▸ Stated goal
Your answer should be a single number: the count of lines in the material below that hold "from".

▸ Given records
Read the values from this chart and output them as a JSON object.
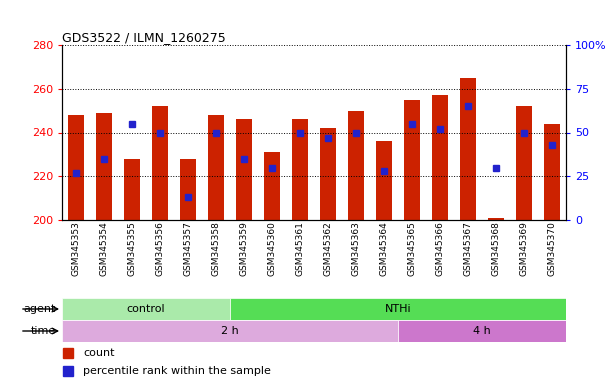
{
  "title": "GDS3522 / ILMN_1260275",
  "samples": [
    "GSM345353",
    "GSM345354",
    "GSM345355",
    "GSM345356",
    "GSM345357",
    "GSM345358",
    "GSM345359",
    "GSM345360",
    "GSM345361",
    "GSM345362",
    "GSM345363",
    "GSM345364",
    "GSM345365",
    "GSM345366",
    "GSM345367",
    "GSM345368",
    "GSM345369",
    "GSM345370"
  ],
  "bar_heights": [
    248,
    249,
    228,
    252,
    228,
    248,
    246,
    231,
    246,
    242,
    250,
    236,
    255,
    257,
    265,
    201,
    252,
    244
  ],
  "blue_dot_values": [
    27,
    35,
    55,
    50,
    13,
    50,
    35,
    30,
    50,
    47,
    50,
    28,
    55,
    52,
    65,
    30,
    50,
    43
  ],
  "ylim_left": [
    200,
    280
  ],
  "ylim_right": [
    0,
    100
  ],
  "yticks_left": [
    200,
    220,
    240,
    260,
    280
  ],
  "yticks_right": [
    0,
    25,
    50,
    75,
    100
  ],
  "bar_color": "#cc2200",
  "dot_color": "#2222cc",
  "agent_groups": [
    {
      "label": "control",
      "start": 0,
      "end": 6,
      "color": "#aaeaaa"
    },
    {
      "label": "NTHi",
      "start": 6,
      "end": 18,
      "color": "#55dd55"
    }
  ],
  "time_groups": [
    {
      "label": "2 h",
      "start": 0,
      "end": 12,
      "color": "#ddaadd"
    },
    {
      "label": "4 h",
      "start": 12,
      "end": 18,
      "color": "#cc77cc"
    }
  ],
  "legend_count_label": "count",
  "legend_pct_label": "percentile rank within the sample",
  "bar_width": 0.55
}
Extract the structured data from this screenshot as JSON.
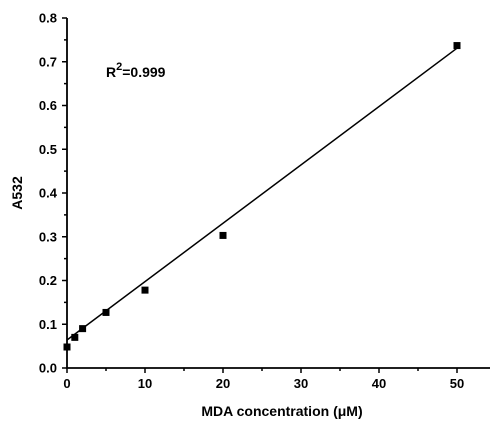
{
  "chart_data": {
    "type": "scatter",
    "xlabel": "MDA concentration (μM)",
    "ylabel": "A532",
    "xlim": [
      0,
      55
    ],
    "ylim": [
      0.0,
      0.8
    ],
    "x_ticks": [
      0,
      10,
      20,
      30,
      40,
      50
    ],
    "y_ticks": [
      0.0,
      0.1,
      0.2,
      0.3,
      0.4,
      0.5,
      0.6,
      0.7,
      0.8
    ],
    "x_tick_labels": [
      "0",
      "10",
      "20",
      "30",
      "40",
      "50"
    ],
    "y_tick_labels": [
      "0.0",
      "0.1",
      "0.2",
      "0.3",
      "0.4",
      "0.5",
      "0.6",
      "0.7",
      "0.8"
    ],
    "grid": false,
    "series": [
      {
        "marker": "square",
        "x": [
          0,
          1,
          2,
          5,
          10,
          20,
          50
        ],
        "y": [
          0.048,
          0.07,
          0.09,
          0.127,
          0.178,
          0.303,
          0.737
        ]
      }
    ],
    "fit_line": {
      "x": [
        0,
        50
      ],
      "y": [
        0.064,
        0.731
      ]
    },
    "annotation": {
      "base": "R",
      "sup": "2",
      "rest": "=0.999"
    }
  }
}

▸ Exercise answer
2